--- BEGIN ---

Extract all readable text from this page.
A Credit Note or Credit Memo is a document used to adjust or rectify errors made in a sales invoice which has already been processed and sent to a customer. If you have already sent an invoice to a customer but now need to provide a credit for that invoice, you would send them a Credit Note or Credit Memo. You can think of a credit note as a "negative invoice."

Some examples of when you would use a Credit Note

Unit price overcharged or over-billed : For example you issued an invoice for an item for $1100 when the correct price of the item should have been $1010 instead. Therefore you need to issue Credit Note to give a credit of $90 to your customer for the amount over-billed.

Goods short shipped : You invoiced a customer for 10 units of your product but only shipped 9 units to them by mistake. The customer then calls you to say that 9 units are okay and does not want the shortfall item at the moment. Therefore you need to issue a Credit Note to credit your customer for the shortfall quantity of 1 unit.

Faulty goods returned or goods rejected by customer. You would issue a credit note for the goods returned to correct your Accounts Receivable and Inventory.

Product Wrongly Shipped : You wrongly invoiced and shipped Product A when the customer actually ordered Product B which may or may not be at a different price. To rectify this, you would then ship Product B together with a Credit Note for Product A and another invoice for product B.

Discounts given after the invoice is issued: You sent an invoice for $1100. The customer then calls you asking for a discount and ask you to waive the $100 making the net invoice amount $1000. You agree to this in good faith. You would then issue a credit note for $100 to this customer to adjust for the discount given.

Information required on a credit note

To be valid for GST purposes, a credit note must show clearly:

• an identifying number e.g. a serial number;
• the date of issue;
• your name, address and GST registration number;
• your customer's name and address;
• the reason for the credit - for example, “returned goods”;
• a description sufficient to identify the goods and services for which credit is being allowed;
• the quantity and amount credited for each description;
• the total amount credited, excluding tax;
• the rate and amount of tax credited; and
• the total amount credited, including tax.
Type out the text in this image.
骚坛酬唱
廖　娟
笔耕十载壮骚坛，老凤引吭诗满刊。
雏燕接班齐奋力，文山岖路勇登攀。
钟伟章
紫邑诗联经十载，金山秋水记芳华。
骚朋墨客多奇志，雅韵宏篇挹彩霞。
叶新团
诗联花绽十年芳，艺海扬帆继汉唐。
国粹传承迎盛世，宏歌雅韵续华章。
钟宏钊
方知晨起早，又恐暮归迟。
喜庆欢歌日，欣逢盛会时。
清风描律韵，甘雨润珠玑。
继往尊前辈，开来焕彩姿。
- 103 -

--- END ---

■ Set problem
Go through the listing above and list every line that has the word "description".

■ Finished exercise
• a description sufficient to identify the goods and services for which credit is being allowed;
• the quantity and amount credited for each description;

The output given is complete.